● **BRIEF**:
Find each line containing the string "JSON". Copy it.

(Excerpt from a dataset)
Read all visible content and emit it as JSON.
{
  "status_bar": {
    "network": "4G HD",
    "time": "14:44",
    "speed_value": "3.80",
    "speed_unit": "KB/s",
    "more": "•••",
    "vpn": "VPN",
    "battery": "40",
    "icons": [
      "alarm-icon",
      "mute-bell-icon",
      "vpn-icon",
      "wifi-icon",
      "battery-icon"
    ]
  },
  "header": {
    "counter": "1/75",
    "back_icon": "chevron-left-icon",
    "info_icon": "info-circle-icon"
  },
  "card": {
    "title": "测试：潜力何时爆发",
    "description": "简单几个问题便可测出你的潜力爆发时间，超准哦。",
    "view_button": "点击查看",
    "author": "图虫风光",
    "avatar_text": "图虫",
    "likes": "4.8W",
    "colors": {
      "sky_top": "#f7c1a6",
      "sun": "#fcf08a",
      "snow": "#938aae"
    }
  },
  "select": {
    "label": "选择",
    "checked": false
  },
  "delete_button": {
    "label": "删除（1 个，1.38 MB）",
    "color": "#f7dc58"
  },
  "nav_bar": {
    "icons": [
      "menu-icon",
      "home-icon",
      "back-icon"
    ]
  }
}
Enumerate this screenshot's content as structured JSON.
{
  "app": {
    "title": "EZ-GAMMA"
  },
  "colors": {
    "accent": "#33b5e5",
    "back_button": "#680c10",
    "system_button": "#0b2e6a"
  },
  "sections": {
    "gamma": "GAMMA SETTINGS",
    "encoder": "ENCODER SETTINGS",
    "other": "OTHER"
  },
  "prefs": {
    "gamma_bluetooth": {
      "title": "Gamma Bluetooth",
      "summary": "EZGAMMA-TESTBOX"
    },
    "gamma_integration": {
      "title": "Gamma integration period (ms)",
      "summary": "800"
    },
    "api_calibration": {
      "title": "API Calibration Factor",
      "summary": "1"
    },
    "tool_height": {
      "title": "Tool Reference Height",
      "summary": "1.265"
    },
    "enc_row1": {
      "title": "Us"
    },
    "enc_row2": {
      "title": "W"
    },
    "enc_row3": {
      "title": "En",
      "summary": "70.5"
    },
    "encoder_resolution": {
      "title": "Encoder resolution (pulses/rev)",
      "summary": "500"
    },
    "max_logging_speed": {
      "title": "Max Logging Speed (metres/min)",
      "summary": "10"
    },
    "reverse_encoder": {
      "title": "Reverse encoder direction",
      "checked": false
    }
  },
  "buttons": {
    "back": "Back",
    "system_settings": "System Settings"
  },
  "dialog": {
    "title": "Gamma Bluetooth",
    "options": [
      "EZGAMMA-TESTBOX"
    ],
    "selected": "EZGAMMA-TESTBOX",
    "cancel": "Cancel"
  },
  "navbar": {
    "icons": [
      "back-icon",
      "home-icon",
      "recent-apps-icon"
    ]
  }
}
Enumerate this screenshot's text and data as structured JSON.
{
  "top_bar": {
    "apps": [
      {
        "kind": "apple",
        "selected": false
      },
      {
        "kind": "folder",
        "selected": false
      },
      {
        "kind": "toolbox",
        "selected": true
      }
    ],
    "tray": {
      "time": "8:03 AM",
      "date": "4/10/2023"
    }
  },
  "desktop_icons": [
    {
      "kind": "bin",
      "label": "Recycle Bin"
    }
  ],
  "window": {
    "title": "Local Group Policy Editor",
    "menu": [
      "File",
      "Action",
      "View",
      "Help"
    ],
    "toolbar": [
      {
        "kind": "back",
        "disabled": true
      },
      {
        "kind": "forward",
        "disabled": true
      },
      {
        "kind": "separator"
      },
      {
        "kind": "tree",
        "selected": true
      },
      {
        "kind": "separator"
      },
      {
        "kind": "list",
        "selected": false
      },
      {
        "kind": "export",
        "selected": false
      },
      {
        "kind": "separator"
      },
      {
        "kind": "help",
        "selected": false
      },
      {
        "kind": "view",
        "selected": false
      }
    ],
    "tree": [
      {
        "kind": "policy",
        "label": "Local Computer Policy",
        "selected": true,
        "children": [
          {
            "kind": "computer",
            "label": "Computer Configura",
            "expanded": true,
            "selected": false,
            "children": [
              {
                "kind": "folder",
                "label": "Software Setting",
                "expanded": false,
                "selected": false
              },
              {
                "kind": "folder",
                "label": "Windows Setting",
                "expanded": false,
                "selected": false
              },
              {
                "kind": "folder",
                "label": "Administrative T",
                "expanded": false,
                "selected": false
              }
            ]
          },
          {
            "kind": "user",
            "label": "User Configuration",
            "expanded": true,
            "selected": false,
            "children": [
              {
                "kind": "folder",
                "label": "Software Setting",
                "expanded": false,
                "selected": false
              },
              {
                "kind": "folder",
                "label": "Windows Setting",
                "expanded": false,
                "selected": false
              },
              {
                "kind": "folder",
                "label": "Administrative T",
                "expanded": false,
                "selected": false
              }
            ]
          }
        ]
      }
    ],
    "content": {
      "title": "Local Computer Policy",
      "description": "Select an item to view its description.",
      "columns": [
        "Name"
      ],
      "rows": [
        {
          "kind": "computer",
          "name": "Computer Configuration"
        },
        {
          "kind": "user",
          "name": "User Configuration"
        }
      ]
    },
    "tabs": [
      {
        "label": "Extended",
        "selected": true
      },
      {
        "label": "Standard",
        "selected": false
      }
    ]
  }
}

● **RESULT OF THIS EXERCISE**:
Read all visible content and emit it as JSON.
Enumerate this screenshot's content as structured JSON.
Enumerate this screenshot's text and data as structured JSON.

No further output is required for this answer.